START Entries provided
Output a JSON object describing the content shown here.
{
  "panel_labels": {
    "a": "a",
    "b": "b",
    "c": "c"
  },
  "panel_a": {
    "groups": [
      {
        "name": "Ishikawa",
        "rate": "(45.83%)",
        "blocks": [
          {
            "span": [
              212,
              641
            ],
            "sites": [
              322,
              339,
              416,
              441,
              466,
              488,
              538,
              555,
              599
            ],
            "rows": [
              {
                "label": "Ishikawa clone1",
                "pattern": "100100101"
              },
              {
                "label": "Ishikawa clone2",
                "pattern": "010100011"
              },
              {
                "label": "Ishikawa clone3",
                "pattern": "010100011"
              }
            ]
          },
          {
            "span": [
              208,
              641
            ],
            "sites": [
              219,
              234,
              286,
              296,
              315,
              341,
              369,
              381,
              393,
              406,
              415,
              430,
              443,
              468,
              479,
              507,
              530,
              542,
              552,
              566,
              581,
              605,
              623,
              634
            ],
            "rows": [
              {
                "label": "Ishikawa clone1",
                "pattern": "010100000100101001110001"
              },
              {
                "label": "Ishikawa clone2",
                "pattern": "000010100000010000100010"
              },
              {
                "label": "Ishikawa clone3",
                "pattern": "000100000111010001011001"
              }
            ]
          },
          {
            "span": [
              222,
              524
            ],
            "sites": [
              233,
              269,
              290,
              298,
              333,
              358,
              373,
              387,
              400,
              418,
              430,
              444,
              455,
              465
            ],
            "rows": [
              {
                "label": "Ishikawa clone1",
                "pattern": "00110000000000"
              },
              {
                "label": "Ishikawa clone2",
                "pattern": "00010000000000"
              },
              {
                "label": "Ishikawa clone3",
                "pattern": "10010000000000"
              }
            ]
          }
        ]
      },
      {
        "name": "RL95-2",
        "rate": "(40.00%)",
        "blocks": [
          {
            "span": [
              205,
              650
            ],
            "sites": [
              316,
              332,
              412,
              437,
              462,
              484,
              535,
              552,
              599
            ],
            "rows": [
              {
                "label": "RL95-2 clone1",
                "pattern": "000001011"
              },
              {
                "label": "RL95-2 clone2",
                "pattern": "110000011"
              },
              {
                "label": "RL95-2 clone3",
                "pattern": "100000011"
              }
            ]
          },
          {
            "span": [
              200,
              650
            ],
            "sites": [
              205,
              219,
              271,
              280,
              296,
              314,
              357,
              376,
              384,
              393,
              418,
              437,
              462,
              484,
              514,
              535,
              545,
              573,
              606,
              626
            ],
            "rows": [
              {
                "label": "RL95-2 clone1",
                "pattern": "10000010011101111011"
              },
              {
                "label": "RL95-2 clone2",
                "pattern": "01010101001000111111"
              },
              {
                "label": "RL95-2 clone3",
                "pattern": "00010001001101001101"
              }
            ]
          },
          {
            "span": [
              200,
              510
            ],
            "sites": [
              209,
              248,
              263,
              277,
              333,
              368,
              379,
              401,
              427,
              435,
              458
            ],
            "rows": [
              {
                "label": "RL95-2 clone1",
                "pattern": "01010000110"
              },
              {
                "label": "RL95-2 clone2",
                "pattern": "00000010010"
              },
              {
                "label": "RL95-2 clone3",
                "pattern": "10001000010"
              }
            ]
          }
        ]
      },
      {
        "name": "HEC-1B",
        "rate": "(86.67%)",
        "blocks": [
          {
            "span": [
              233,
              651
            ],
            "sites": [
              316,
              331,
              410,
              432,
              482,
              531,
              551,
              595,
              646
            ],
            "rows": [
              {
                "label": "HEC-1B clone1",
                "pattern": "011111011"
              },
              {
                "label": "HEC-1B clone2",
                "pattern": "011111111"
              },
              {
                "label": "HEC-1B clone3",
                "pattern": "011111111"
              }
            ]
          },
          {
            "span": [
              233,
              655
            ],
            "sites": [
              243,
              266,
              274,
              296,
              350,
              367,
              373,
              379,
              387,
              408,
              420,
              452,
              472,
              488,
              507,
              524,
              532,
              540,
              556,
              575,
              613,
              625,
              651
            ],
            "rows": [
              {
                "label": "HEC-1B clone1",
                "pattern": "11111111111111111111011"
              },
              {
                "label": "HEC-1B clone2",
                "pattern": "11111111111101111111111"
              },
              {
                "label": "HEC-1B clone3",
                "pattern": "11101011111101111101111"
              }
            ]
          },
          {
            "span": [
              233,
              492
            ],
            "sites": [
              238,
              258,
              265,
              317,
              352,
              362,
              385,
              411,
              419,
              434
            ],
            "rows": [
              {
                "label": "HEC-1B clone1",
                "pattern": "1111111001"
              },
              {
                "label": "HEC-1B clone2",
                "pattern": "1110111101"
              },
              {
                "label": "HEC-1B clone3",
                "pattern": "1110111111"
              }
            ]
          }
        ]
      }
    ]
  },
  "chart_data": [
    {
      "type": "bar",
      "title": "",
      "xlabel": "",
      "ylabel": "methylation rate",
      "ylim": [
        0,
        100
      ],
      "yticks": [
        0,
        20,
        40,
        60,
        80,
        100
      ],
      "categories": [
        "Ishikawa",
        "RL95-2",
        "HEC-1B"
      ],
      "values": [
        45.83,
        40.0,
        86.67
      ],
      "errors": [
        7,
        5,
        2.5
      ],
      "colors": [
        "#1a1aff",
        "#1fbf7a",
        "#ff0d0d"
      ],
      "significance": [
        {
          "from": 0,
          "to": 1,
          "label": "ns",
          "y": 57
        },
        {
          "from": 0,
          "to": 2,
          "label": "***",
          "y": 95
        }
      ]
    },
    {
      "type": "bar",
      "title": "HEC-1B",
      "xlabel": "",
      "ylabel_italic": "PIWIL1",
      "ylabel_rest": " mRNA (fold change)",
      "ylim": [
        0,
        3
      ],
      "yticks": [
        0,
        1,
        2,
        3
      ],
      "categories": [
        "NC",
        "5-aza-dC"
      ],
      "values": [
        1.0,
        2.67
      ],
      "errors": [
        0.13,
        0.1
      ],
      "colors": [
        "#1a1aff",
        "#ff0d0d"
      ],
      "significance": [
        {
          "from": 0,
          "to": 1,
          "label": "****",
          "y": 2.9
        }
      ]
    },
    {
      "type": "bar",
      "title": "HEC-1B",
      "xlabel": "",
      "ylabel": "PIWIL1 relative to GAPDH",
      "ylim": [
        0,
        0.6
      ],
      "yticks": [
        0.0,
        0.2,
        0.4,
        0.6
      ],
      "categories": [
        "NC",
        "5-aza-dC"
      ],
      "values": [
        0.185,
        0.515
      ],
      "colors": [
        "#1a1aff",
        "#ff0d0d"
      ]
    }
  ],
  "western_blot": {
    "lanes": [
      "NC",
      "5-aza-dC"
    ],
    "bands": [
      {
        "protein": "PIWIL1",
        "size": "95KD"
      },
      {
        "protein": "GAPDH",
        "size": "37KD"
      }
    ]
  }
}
END Entries provided
START Entries provided
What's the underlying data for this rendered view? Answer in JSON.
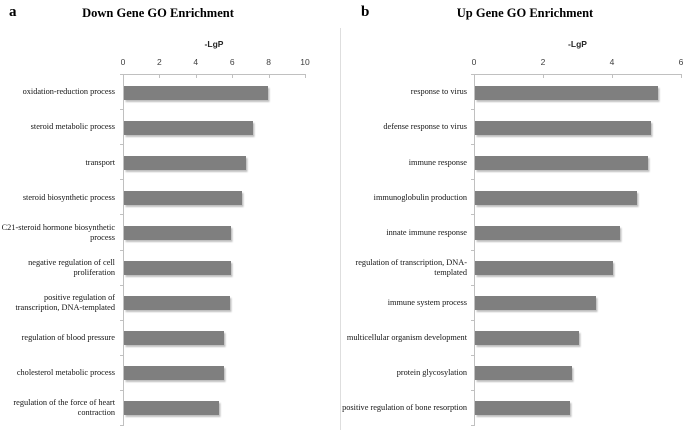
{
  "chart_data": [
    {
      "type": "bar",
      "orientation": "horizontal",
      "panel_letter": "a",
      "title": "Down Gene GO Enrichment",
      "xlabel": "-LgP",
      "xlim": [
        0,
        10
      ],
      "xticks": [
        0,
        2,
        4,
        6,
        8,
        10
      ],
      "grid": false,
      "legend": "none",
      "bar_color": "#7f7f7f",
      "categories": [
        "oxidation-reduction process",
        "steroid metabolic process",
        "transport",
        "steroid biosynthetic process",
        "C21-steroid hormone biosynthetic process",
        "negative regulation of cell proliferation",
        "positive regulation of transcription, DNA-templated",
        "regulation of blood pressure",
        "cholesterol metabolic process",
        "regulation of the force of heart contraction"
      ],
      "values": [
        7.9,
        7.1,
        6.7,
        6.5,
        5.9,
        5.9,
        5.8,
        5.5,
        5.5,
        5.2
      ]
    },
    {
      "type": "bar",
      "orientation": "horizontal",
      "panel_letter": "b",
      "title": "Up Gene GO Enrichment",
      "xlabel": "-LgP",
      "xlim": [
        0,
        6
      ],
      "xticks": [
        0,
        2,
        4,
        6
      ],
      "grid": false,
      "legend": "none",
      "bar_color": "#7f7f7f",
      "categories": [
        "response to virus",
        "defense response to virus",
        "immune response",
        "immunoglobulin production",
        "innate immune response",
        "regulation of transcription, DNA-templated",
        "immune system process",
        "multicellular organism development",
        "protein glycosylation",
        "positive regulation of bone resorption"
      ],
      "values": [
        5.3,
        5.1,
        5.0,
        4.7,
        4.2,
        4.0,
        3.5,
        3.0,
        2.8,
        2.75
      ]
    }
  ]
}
END Entries provided
How many lines in the material contain the string "positive"? Reply with the number and nothing else.

◆ Result for this task
2